Loyola College B.B.A. Business Administration April 2007 Corporate Accounting Question Paper PDF Download

LOYOLA COLLEGE (AUTONOMOUS), CHENNAI – 600 034

B.B.A.

MS 13

DEGREE EXAMINATION –BUSINESS ADMINISTRATION

FOURTH SEMESTER – APRIL 2007

BU 4500CORPORATE ACCOUNTING

 

 

Date & Time: 21/04/2007 / 9:00 – 12:00          Dept. No.                                                     Max. : 100 Marks

 

 

PART A

 

Answer ALL questions                                                                                  10 x 2 = 20 marks

 

Explain the following:

  1. Forfeiture of shares
  2. Capital redemption reserve
  3. Redemption of debentures cum interest and ex-interest
  4. Vendors suspense account
  5. Liquidators remuneration
  6. Contingent liability
  7. A Ltd., had share capital of 10,000 equity shares of Rs.10 each, Rs.40,000 in P & L and Rs.30,000 in general reserve. It is decided to issue bonus shares, in the ratio of one share for every 5 held. Pass entries.
  8. The expected profit of a company before tax @ 40% is Rs.50,000, Its capital consists of 10,000 equity shares of Rs.10 each and 10,000 8% preference shares of Rs.10 each. It is the company’s policy to transfer 20% of the profits to general reserve. If the normal rate of return is 10%, calculate the yield value per share.
  9. X Ltd., has made the following profits during the past three years: Rs.60,000, Rs.75,000 and Rs.90,000. Its assets are worth Rs.5,00,000 and liabilities Rs.2,00,000. Calculate the value of goodwill of the firm at 2 years purchase of super profits, the normal rate of return being 15%.

What is asked:
Continue the corporate accounting exam paper above, picking up right after its last line.

Supplied records:
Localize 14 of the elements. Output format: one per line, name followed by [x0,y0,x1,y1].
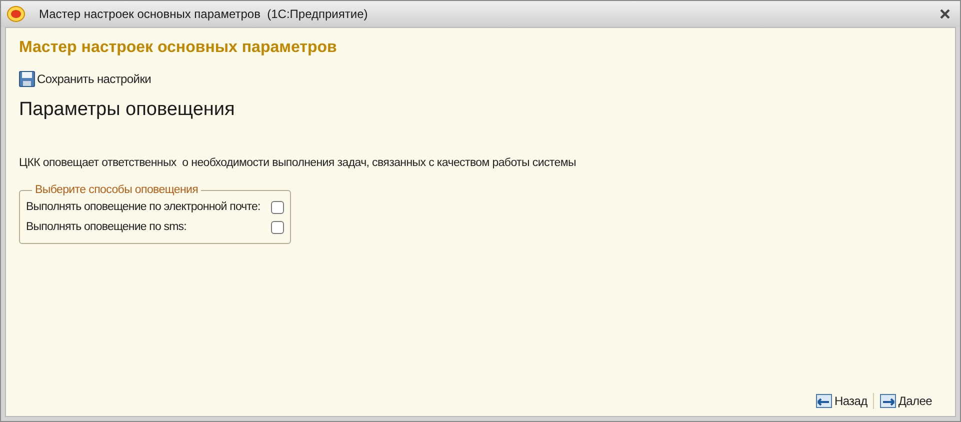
option-label: Выполнять оповещение по электронной почте: [26,200,260,215]
section-title: Параметры оповещения [19,98,236,122]
description-text: ЦКК оповещает ответственных о необходимости выполнения задач, связанных с качеством работы системы [19,156,577,170]
window-title: Мастер настроек основных параметров (1С:Предприятие) [39,6,369,23]
checkbox[interactable] [271,221,284,234]
group-title: Выберите способы оповещения [34,182,200,198]
checkbox[interactable] [271,201,284,214]
save-settings-button[interactable]: Сохранить настройки [19,70,152,88]
app-logo-icon [7,6,25,22]
back-button[interactable]: Назад [816,392,868,410]
wizard-heading: Мастер настроек основных параметров [19,38,338,58]
option-label: Выполнять оповещение по sms: [26,220,186,236]
close-icon[interactable] [940,9,950,19]
next-button[interactable]: Далее [880,392,932,410]
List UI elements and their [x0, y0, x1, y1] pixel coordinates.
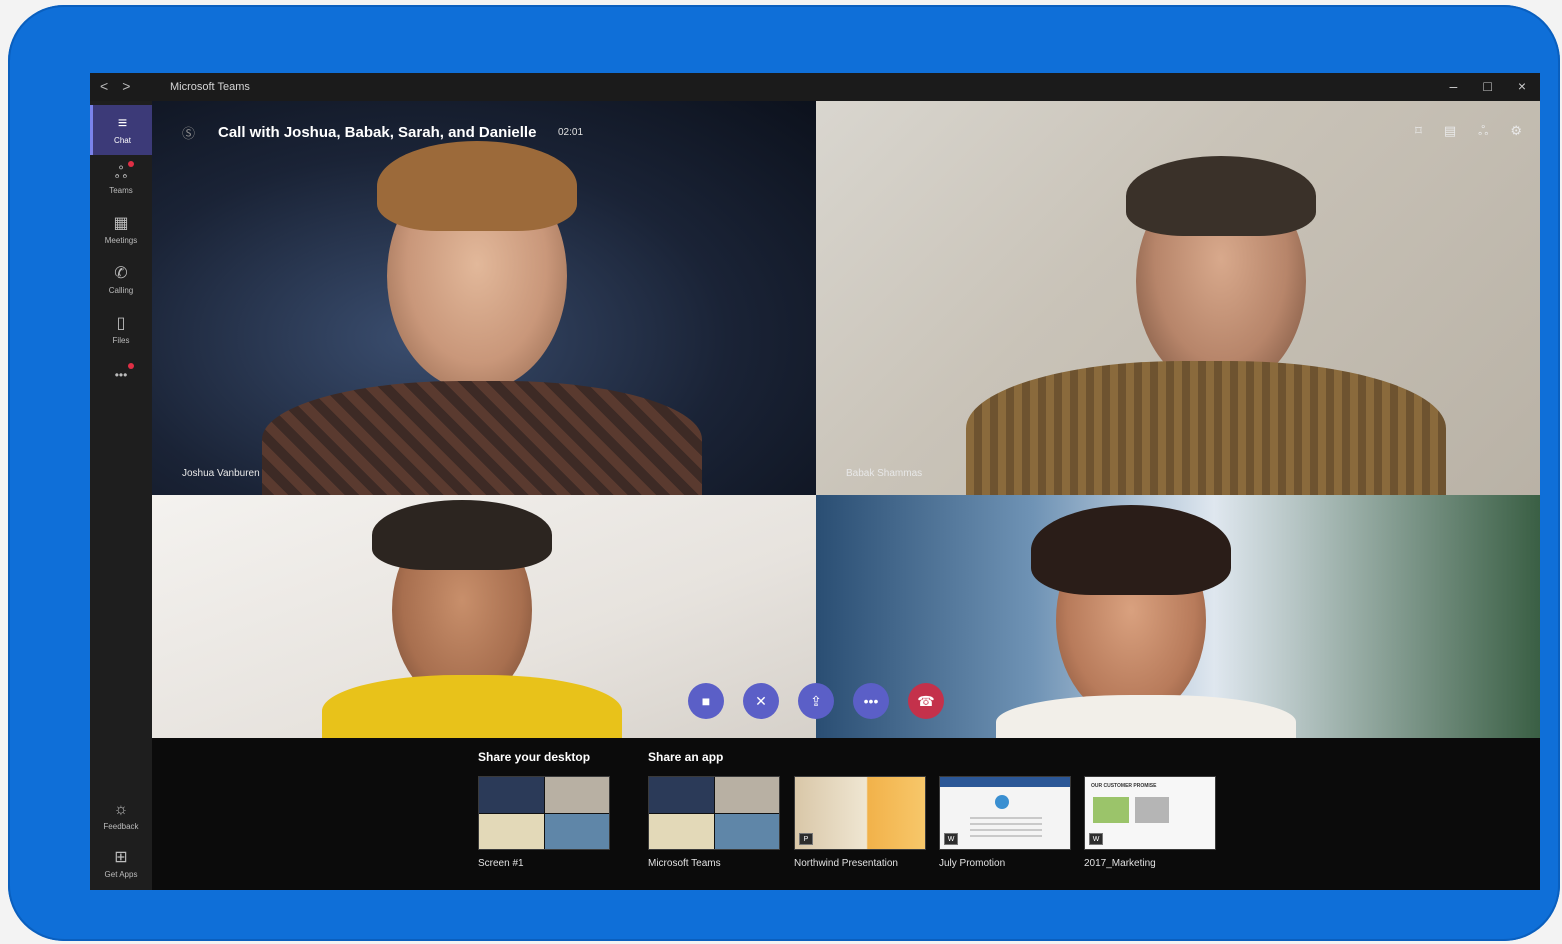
video-tile[interactable]: Joshua Vanburen	[152, 101, 816, 495]
rail-item-get-apps[interactable]: ⊞ Get Apps	[90, 839, 152, 889]
top-shape	[996, 695, 1296, 738]
word-icon: W	[1089, 833, 1103, 845]
document-lines	[970, 817, 1042, 839]
share-desktop-heading: Share your desktop	[478, 750, 591, 764]
title-bar: <> Microsoft Teams – □ ×	[90, 73, 1540, 101]
rail-label: Calling	[108, 286, 134, 295]
document-heading: OUR CUSTOMER PROMISE	[1091, 783, 1157, 789]
word-icon: W	[944, 833, 958, 845]
share-app-thumbnail[interactable]: P	[794, 776, 926, 850]
minimize-button[interactable]: –	[1450, 78, 1458, 94]
teams-preview	[649, 777, 779, 849]
video-tile[interactable]: Babak Shammas	[816, 101, 1540, 495]
nav-arrows: <>	[100, 78, 144, 94]
more-icon: •••	[114, 367, 128, 382]
rail-label: Teams	[109, 186, 133, 195]
teams-icon: ஃ	[114, 165, 128, 182]
scarf-shape	[322, 675, 622, 738]
teams-window: <> Microsoft Teams – □ × ≡ Chat ஃ Teams …	[90, 73, 1540, 890]
camera-icon: ■	[701, 693, 711, 709]
participants-icon[interactable]: ஃ	[1478, 123, 1488, 140]
powerpoint-icon: P	[799, 833, 813, 845]
hair-shape	[372, 500, 552, 570]
shirt-shape	[262, 381, 702, 495]
share-screen-icon: ⇪	[810, 692, 822, 709]
document-logo	[995, 795, 1009, 809]
notification-dot	[128, 161, 134, 167]
chat-icon: ≡	[117, 115, 128, 132]
call-controls: ■ ✕ ⇪ ••• ☎	[688, 683, 944, 719]
rail-label: Feedback	[103, 822, 139, 831]
maximize-button[interactable]: □	[1483, 78, 1491, 94]
share-item-label: 2017_Marketing	[1084, 858, 1156, 869]
apps-icon: ⊞	[114, 849, 128, 866]
lightbulb-icon: ☼	[113, 801, 129, 818]
hair-shape	[1031, 505, 1231, 595]
document-image	[1093, 797, 1129, 823]
participant-name: Joshua Vanburen	[182, 468, 260, 479]
mute-button[interactable]: ✕	[743, 683, 779, 719]
jacket-shape	[966, 361, 1446, 495]
rail-item-calling[interactable]: ✆ Calling	[90, 255, 152, 305]
share-app-thumbnail[interactable]: W	[939, 776, 1071, 850]
device-frame: <> Microsoft Teams – □ × ≡ Chat ஃ Teams …	[8, 5, 1560, 941]
mic-off-icon: ✕	[755, 692, 767, 709]
file-icon: ▯	[116, 315, 126, 332]
share-item-label: Screen #1	[478, 858, 524, 869]
rail-label: Files	[112, 336, 130, 345]
phone-icon: ✆	[114, 265, 128, 282]
rail-item-feedback[interactable]: ☼ Feedback	[90, 791, 152, 841]
hang-up-icon: ☎	[917, 692, 935, 709]
back-button[interactable]: <	[100, 78, 122, 94]
share-item-label: Microsoft Teams	[648, 858, 721, 869]
call-timer: 02:01	[558, 127, 584, 138]
share-screen-thumbnail[interactable]	[478, 776, 610, 850]
share-app-thumbnail[interactable]	[648, 776, 780, 850]
share-app-thumbnail[interactable]: OUR CUSTOMER PROMISE W	[1084, 776, 1216, 850]
settings-icon[interactable]: ⚙	[1510, 123, 1522, 140]
hair-shape	[377, 141, 577, 231]
window-controls: – □ ×	[1450, 78, 1526, 94]
call-title: Call with Joshua, Babak, Sarah, and Dani…	[218, 124, 537, 141]
screen-preview	[479, 777, 609, 849]
app-rail: ≡ Chat ஃ Teams ▦ Meetings ✆ Calling ▯ Fi…	[90, 101, 152, 890]
hair-shape	[1126, 156, 1316, 236]
rail-label: Chat	[114, 136, 131, 145]
close-button[interactable]: ×	[1518, 78, 1526, 94]
more-icon: •••	[863, 693, 879, 709]
hang-up-button[interactable]: ☎	[908, 683, 944, 719]
document-image	[1135, 797, 1169, 823]
call-header-actions: ⌑ ▤ ஃ ⚙	[1415, 123, 1522, 140]
rail-item-teams[interactable]: ஃ Teams	[90, 155, 152, 205]
more-options-button[interactable]: •••	[853, 683, 889, 719]
fullscreen-icon[interactable]: ⌑	[1415, 123, 1422, 140]
chat-panel-icon[interactable]: ▤	[1444, 123, 1456, 140]
skype-icon: Ⓢ	[182, 126, 196, 141]
share-item-label: Northwind Presentation	[794, 858, 898, 869]
notification-dot	[128, 363, 134, 369]
participant-name: Babak Shammas	[846, 468, 923, 479]
share-tray: Share your desktop Share an app Screen #…	[152, 738, 1540, 890]
rail-label: Get Apps	[104, 870, 138, 879]
window-title: Microsoft Teams	[170, 81, 250, 93]
calendar-icon: ▦	[113, 215, 129, 232]
share-app-heading: Share an app	[648, 750, 724, 764]
share-button[interactable]: ⇪	[798, 683, 834, 719]
rail-label: Meetings	[104, 236, 138, 245]
camera-button[interactable]: ■	[688, 683, 724, 719]
rail-item-meetings[interactable]: ▦ Meetings	[90, 205, 152, 255]
rail-item-chat[interactable]: ≡ Chat	[90, 105, 152, 155]
forward-button[interactable]: >	[122, 78, 144, 94]
rail-item-files[interactable]: ▯ Files	[90, 305, 152, 355]
rail-item-more[interactable]: •••	[90, 351, 152, 401]
share-item-label: July Promotion	[939, 858, 1006, 869]
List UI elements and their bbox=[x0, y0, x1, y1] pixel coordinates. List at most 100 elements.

Answer for this exercise:
  10. State under which heading in the Balance sheet of the company the following items will appear:
  11. a) Loose tools (b) unclaimed dividends (c) public deposits (d) bills receivable.

 

 

PART  B

 

Answer ANY FIVE questions                                                                       5 x 8 = 40 marks

 

  1. (a) State the maximum commission payable to underwriters

 

(b) The following underwriting took place:

A – 5,000 shares;  B – 3,000 shares;  C – 2,000 shares.

In addition there was  firm underwriting:

A – 1,000 shares;  B – 500 shres;  C – 1,500 shares.

The share issue was for 10,000 shares. Total subscription including firm underwriting was 8,500 shares and the forms included the following marked forms:

A – 2,000 shares;  B – 1,000 shares;  C – 1,000 shares.

Show the allocation of liability of the underwriters assuming that shares underwritten firm are treated as unmarked.

 

  1. Distinguish between Amalgamation in the nature of purchase and merger.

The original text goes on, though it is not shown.